LISTED RECORDS -
****

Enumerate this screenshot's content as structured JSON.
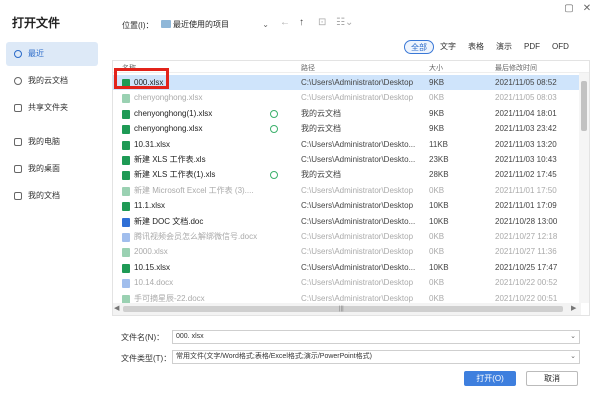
{
  "title": "打开文件",
  "window": {
    "maximize": "▢",
    "close": "✕"
  },
  "location": {
    "label": "位置(I)：",
    "value": "最近使用的项目",
    "caret": "⌄"
  },
  "nav": {
    "back": "←",
    "up": "↑",
    "new_folder": "⊡",
    "view": "☷⌄"
  },
  "sidebar": {
    "items": [
      {
        "label": "最近",
        "icon": "clock-icon"
      },
      {
        "label": "我的云文档",
        "icon": "cloud-icon"
      },
      {
        "label": "共享文件夹",
        "icon": "share-icon"
      },
      {
        "label": "我的电脑",
        "icon": "computer-icon"
      },
      {
        "label": "我的桌面",
        "icon": "desktop-icon"
      },
      {
        "label": "我的文档",
        "icon": "documents-icon"
      }
    ]
  },
  "filters": [
    "全部",
    "文字",
    "表格",
    "演示",
    "PDF",
    "OFD"
  ],
  "columns": {
    "name": "名称",
    "path": "路径",
    "size": "大小",
    "date": "最后修改时间"
  },
  "files": [
    {
      "name": "000.xlsx",
      "path": "C:\\Users\\Administrator\\Desktop",
      "size": "9KB",
      "date": "2021/11/05 08:52",
      "type": "xls",
      "dim": false,
      "sync": false
    },
    {
      "name": "chenyonghong.xlsx",
      "path": "C:\\Users\\Administrator\\Desktop",
      "size": "0KB",
      "date": "2021/11/05 08:03",
      "type": "xls",
      "dim": true,
      "sync": false
    },
    {
      "name": "chenyonghong(1).xlsx",
      "path": "我的云文档",
      "size": "9KB",
      "date": "2021/11/04 18:01",
      "type": "xls",
      "dim": false,
      "sync": true
    },
    {
      "name": "chenyonghong.xlsx",
      "path": "我的云文档",
      "size": "9KB",
      "date": "2021/11/03 23:42",
      "type": "xls",
      "dim": false,
      "sync": true
    },
    {
      "name": "10.31.xlsx",
      "path": "C:\\Users\\Administrator\\Deskto...",
      "size": "11KB",
      "date": "2021/11/03 13:20",
      "type": "xls",
      "dim": false,
      "sync": false
    },
    {
      "name": "新建 XLS 工作表.xls",
      "path": "C:\\Users\\Administrator\\Deskto...",
      "size": "23KB",
      "date": "2021/11/03 10:43",
      "type": "xls",
      "dim": false,
      "sync": false
    },
    {
      "name": "新建 XLS 工作表(1).xls",
      "path": "我的云文档",
      "size": "28KB",
      "date": "2021/11/02 17:45",
      "type": "xls",
      "dim": false,
      "sync": true
    },
    {
      "name": "新建 Microsoft Excel 工作表 (3)....",
      "path": "C:\\Users\\Administrator\\Desktop",
      "size": "0KB",
      "date": "2021/11/01 17:50",
      "type": "xls",
      "dim": true,
      "sync": false
    },
    {
      "name": "11.1.xlsx",
      "path": "C:\\Users\\Administrator\\Desktop",
      "size": "10KB",
      "date": "2021/11/01 17:09",
      "type": "xls",
      "dim": false,
      "sync": false
    },
    {
      "name": "新建 DOC 文档.doc",
      "path": "C:\\Users\\Administrator\\Deskto...",
      "size": "10KB",
      "date": "2021/10/28 13:00",
      "type": "doc",
      "dim": false,
      "sync": false
    },
    {
      "name": "腾讯视频会员怎么解绑微信号.docx",
      "path": "C:\\Users\\Administrator\\Desktop",
      "size": "0KB",
      "date": "2021/10/27 12:18",
      "type": "doc",
      "dim": true,
      "sync": false
    },
    {
      "name": "2000.xlsx",
      "path": "C:\\Users\\Administrator\\Desktop",
      "size": "0KB",
      "date": "2021/10/27 11:36",
      "type": "xls",
      "dim": true,
      "sync": false
    },
    {
      "name": "10.15.xlsx",
      "path": "C:\\Users\\Administrator\\Deskto...",
      "size": "10KB",
      "date": "2021/10/25 17:47",
      "type": "xls",
      "dim": false,
      "sync": false
    },
    {
      "name": "10.14.docx",
      "path": "C:\\Users\\Administrator\\Desktop",
      "size": "0KB",
      "date": "2021/10/22 00:52",
      "type": "doc",
      "dim": true,
      "sync": false
    },
    {
      "name": "手可摘星辰-22.docx",
      "path": "C:\\Users\\Administrator\\Desktop",
      "size": "0KB",
      "date": "2021/10/22 00:51",
      "type": "xls",
      "dim": true,
      "sync": false
    }
  ],
  "hscroll": {
    "left": "◀",
    "right": "▶",
    "grip": "|||"
  },
  "filename": {
    "label": "文件名(N)：",
    "value": "000. xlsx",
    "caret": "⌄"
  },
  "filetype": {
    "label": "文件类型(T)：",
    "value": "常用文件(文字/Word格式;表格/Excel格式;演示/PowerPoint格式)",
    "caret": "⌄"
  },
  "buttons": {
    "open": "打开(O)",
    "cancel": "取消"
  },
  "colors": {
    "accent": "#3e7fde",
    "highlight": "#e2231a",
    "selected_row": "#cfe4fb",
    "xls": "#1e9a55",
    "doc": "#2f6fd6"
  }
}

****

WHAT THIS TASK INVOLVES - Pull out each line holding the string "docx".

ANSWER TO THIS PROBLEM -
      "name": "腾讯视频会员怎么解绑微信号.docx",
      "name": "10.14.docx",
      "name": "手可摘星辰-22.docx",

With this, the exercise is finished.